**Aim of the exercise:** Below is a listing. Gather each line of it that contains "unfilled".

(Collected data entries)
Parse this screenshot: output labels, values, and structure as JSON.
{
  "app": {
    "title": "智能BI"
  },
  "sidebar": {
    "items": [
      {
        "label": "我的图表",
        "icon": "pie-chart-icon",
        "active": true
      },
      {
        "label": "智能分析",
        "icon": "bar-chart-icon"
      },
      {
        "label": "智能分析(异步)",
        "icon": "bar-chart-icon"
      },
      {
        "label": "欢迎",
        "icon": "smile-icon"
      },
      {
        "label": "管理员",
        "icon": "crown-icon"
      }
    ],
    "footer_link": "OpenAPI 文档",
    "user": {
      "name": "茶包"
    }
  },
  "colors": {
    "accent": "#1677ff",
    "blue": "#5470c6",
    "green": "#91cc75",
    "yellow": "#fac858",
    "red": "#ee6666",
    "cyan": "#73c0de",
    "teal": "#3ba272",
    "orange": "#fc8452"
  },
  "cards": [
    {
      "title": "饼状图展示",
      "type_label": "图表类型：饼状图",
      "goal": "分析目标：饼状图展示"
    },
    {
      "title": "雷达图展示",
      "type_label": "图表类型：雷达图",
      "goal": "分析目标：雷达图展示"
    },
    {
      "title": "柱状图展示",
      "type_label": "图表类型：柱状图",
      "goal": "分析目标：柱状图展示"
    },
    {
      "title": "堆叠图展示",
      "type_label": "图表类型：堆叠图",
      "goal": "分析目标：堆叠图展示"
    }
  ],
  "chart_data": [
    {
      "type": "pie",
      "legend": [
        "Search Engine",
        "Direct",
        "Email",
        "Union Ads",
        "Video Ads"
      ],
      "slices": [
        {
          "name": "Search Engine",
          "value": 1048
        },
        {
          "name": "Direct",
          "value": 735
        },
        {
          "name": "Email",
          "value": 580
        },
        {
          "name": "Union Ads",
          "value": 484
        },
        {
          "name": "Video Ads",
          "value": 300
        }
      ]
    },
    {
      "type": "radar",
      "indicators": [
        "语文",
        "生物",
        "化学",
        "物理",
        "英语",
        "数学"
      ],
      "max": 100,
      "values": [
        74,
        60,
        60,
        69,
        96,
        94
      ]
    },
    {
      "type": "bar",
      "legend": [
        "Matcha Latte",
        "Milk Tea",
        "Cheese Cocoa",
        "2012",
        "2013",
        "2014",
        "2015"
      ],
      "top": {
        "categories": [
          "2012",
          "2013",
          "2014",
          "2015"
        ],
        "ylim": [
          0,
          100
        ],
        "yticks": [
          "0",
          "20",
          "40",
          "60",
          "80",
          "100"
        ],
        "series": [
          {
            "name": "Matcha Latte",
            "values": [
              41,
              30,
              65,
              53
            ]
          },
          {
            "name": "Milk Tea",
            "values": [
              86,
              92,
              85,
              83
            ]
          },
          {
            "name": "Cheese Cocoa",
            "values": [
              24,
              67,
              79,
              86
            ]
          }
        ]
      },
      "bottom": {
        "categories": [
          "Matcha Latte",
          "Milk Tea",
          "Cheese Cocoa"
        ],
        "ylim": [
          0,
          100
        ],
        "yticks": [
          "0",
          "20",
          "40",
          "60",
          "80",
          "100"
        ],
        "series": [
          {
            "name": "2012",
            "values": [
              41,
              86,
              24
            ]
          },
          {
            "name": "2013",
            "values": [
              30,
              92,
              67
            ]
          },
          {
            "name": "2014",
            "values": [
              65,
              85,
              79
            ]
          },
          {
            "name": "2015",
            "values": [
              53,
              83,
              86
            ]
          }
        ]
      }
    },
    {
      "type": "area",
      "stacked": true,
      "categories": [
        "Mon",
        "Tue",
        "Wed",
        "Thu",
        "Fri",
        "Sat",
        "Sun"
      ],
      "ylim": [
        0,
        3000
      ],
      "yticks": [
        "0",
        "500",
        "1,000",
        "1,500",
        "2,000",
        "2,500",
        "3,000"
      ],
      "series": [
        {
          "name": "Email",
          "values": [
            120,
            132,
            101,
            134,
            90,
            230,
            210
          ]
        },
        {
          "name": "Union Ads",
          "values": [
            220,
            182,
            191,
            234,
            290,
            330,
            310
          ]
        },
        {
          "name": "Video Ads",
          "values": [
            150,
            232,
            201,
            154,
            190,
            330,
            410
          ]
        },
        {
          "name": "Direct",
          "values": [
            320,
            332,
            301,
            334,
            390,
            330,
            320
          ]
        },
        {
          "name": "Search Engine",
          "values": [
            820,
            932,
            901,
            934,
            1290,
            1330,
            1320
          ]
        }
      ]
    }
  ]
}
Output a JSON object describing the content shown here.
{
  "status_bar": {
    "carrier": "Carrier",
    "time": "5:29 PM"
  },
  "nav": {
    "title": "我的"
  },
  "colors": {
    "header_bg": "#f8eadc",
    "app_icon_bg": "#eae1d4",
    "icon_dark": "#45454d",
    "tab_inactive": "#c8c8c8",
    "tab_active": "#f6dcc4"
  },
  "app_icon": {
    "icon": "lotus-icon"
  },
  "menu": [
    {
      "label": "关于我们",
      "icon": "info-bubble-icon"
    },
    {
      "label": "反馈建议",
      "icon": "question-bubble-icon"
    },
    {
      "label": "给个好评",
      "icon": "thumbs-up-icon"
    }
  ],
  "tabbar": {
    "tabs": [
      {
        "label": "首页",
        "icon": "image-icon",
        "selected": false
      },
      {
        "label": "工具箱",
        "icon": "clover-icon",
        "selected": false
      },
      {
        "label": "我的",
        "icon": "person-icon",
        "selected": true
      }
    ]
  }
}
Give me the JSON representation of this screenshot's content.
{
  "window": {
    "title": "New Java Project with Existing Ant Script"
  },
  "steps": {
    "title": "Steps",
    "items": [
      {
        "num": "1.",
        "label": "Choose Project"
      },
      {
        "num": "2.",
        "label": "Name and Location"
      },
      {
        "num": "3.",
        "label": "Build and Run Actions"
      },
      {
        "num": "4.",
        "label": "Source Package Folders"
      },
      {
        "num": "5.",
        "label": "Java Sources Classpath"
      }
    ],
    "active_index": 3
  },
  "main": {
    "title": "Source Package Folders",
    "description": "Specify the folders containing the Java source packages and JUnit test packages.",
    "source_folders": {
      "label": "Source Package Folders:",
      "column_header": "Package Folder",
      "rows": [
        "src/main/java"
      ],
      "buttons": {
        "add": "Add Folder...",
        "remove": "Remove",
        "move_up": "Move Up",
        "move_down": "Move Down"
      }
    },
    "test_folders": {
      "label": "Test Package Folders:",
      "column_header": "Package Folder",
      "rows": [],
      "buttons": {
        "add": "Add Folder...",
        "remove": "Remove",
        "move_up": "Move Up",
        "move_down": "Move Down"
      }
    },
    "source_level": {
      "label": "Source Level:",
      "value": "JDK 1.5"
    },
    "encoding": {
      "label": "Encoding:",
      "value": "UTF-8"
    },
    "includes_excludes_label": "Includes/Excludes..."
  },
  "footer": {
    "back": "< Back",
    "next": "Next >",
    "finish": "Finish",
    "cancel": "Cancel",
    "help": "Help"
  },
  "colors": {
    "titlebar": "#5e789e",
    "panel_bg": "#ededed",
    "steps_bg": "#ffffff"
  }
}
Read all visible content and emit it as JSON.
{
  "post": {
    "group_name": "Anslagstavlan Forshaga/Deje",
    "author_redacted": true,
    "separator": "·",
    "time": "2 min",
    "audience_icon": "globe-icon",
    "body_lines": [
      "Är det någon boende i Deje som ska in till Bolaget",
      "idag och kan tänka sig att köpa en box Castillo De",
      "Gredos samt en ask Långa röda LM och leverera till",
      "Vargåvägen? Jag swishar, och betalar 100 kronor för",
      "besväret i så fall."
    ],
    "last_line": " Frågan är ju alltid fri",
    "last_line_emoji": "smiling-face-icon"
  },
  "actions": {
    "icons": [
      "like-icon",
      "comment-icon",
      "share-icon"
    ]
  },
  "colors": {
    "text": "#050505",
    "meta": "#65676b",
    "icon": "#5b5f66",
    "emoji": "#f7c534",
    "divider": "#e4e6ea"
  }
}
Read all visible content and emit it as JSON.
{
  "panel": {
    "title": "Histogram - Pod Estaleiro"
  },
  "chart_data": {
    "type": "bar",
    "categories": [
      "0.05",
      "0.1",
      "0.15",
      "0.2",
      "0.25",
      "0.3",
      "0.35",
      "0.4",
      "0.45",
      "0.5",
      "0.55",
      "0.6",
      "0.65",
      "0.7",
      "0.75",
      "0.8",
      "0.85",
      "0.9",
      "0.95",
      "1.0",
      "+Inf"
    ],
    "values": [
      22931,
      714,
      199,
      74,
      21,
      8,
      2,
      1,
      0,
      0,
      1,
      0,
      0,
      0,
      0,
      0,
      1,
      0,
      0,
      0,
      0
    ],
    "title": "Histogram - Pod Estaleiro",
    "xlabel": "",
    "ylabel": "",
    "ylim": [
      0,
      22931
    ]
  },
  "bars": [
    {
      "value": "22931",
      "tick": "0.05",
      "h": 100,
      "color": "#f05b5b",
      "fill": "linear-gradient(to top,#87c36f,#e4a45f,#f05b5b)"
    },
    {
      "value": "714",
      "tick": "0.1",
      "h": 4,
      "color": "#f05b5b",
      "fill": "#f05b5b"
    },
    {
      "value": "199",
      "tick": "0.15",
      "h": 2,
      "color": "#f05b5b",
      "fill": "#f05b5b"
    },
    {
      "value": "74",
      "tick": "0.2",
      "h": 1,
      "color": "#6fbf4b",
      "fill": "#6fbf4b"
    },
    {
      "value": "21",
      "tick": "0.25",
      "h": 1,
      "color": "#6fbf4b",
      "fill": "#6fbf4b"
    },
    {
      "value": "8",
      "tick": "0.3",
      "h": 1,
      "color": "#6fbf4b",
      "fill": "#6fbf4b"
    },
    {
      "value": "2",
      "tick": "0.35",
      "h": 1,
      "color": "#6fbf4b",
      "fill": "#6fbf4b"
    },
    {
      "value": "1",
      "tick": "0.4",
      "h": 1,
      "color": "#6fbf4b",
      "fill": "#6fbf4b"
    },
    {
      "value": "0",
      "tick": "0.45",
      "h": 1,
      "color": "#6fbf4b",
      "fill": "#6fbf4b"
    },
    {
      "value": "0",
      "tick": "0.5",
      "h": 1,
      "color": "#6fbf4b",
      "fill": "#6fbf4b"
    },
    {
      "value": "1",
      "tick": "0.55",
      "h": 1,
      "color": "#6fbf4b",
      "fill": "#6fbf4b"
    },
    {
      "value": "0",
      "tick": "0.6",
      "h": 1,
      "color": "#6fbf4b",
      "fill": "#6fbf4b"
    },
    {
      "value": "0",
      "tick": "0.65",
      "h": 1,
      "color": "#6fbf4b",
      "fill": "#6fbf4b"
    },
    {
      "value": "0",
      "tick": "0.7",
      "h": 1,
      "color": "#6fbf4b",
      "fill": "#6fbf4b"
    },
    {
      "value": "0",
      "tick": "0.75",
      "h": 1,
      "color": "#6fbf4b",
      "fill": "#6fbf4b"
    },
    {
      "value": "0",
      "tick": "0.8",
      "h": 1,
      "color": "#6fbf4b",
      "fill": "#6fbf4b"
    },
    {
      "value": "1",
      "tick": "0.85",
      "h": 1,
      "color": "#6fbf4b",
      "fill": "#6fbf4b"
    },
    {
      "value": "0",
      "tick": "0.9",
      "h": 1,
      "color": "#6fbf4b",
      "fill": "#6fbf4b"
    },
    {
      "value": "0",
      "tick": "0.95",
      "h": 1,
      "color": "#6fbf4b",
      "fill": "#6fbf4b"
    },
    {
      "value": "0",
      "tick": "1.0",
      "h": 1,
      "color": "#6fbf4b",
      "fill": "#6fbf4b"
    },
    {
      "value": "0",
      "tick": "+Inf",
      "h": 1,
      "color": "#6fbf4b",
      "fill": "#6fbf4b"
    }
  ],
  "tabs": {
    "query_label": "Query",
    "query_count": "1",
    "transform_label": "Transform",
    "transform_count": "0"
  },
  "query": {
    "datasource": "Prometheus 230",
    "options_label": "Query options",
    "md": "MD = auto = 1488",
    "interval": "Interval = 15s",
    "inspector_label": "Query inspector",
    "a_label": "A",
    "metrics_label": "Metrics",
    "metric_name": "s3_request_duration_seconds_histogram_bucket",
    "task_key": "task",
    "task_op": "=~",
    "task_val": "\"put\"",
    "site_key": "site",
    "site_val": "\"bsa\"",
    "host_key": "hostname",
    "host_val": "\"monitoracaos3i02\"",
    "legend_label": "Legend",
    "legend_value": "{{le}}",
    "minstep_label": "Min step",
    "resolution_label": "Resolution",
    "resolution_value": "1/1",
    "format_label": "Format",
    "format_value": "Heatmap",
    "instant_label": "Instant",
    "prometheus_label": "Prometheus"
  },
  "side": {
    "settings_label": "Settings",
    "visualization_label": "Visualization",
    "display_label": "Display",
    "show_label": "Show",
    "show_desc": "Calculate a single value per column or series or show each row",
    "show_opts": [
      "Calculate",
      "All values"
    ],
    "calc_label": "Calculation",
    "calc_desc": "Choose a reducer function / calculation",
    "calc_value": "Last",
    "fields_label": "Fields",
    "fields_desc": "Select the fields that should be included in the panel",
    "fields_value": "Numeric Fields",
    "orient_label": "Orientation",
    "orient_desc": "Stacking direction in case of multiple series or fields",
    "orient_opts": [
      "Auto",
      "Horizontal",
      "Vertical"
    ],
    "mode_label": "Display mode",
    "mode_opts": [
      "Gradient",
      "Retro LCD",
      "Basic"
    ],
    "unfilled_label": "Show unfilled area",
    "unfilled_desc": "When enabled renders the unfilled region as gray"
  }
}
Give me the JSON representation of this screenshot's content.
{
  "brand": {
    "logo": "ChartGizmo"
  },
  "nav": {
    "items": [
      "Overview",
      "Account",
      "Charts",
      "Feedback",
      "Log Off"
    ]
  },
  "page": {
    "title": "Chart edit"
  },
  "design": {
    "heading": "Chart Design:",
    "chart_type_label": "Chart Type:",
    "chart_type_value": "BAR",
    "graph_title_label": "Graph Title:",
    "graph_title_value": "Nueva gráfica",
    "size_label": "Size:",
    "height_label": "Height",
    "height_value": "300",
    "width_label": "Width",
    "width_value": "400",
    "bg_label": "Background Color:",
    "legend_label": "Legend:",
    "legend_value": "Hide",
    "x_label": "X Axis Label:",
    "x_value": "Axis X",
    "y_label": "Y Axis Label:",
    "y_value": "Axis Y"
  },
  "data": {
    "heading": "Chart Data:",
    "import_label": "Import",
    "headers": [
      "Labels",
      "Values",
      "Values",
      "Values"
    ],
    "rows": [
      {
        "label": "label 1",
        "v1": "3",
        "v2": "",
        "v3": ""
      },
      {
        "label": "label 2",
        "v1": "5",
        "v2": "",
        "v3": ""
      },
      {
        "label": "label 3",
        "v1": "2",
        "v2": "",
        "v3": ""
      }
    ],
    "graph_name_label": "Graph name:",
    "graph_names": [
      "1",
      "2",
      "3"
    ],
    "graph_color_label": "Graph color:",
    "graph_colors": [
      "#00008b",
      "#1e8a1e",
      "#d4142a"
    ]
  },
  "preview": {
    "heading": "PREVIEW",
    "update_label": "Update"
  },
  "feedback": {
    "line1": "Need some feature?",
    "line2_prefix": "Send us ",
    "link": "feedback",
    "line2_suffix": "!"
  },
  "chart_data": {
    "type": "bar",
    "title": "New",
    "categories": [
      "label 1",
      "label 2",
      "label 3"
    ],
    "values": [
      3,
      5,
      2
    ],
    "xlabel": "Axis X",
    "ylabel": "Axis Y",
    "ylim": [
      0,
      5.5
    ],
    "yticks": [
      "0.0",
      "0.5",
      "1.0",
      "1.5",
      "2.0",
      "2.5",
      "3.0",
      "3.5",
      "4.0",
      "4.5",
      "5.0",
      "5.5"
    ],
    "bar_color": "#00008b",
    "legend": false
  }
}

**Response:**
    "unfilled_label": "Show unfilled area",
    "unfilled_desc": "When enabled renders the unfilled region as gray"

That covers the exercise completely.